** START OF Data provided **

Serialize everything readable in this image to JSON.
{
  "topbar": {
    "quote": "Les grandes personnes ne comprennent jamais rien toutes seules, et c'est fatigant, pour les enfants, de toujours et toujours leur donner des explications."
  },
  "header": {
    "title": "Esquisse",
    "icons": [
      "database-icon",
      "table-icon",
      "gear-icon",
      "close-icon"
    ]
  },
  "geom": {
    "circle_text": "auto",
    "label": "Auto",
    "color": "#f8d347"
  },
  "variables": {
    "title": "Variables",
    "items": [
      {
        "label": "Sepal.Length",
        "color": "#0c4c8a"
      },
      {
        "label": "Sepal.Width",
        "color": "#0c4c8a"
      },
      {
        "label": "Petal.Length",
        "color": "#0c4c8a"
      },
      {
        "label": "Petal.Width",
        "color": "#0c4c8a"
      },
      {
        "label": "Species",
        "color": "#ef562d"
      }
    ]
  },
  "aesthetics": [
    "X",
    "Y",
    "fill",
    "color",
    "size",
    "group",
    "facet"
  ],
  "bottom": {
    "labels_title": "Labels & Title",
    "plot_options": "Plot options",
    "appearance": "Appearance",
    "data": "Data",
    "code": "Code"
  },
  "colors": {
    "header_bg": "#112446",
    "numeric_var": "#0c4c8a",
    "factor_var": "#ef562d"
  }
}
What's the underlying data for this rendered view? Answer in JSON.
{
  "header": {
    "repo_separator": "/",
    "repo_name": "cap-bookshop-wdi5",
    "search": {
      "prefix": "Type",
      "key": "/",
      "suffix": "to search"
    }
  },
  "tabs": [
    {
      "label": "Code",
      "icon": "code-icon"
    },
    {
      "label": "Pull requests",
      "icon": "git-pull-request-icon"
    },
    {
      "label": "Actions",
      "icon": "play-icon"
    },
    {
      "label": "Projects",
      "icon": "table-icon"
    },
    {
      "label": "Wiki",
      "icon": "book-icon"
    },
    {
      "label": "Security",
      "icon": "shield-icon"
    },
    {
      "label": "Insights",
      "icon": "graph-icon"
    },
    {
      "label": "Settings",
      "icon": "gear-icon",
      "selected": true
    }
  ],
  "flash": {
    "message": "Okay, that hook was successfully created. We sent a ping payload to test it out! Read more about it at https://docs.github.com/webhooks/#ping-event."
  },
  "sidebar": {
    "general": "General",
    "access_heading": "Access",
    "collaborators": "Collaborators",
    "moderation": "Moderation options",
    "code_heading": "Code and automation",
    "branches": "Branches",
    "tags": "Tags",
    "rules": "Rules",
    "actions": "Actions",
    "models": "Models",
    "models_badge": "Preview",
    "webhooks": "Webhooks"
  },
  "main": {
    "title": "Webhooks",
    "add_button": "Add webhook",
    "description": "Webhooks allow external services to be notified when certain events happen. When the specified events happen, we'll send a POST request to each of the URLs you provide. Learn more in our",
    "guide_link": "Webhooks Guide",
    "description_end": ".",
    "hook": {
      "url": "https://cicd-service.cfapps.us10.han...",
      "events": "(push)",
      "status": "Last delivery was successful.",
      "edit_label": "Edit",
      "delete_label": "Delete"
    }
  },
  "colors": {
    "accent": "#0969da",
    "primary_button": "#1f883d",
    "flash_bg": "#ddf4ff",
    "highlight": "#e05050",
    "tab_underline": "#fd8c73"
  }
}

** END OF Data provided **

*Instructions for the task*: Reproduce the material in full, with no word added or dropped.

*Written answer*:
Serialize everything readable in this image to JSON.
{
  "topbar": {
    "quote": "Les grandes personnes ne comprennent jamais rien toutes seules, et c'est fatigant, pour les enfants, de toujours et toujours leur donner des explications."
  },
  "header": {
    "title": "Esquisse",
    "icons": [
      "database-icon",
      "table-icon",
      "gear-icon",
      "close-icon"
    ]
  },
  "geom": {
    "circle_text": "auto",
    "label": "Auto",
    "color": "#f8d347"
  },
  "variables": {
    "title": "Variables",
    "items": [
      {
        "label": "Sepal.Length",
        "color": "#0c4c8a"
      },
      {
        "label": "Sepal.Width",
        "color": "#0c4c8a"
      },
      {
        "label": "Petal.Length",
        "color": "#0c4c8a"
      },
      {
        "label": "Petal.Width",
        "color": "#0c4c8a"
      },
      {
        "label": "Species",
        "color": "#ef562d"
      }
    ]
  },
  "aesthetics": [
    "X",
    "Y",
    "fill",
    "color",
    "size",
    "group",
    "facet"
  ],
  "bottom": {
    "labels_title": "Labels & Title",
    "plot_options": "Plot options",
    "appearance": "Appearance",
    "data": "Data",
    "code": "Code"
  },
  "colors": {
    "header_bg": "#112446",
    "numeric_var": "#0c4c8a",
    "factor_var": "#ef562d"
  }
}
What's the underlying data for this rendered view? Answer in JSON.
{
  "header": {
    "repo_separator": "/",
    "repo_name": "cap-bookshop-wdi5",
    "search": {
      "prefix": "Type",
      "key": "/",
      "suffix": "to search"
    }
  },
  "tabs": [
    {
      "label": "Code",
      "icon": "code-icon"
    },
    {
      "label": "Pull requests",
      "icon": "git-pull-request-icon"
    },
    {
      "label": "Actions",
      "icon": "play-icon"
    },
    {
      "label": "Projects",
      "icon": "table-icon"
    },
    {
      "label": "Wiki",
      "icon": "book-icon"
    },
    {
      "label": "Security",
      "icon": "shield-icon"
    },
    {
      "label": "Insights",
      "icon": "graph-icon"
    },
    {
      "label": "Settings",
      "icon": "gear-icon",
      "selected": true
    }
  ],
  "flash": {
    "message": "Okay, that hook was successfully created. We sent a ping payload to test it out! Read more about it at https://docs.github.com/webhooks/#ping-event."
  },
  "sidebar": {
    "general": "General",
    "access_heading": "Access",
    "collaborators": "Collaborators",
    "moderation": "Moderation options",
    "code_heading": "Code and automation",
    "branches": "Branches",
    "tags": "Tags",
    "rules": "Rules",
    "actions": "Actions",
    "models": "Models",
    "models_badge": "Preview",
    "webhooks": "Webhooks"
  },
  "main": {
    "title": "Webhooks",
    "add_button": "Add webhook",
    "description": "Webhooks allow external services to be notified when certain events happen. When the specified events happen, we'll send a POST request to each of the URLs you provide. Learn more in our",
    "guide_link": "Webhooks Guide",
    "description_end": ".",
    "hook": {
      "url": "https://cicd-service.cfapps.us10.han...",
      "events": "(push)",
      "status": "Last delivery was successful.",
      "edit_label": "Edit",
      "delete_label": "Delete"
    }
  },
  "colors": {
    "accent": "#0969da",
    "primary_button": "#1f883d",
    "flash_bg": "#ddf4ff",
    "highlight": "#e05050",
    "tab_underline": "#fd8c73"
  }
}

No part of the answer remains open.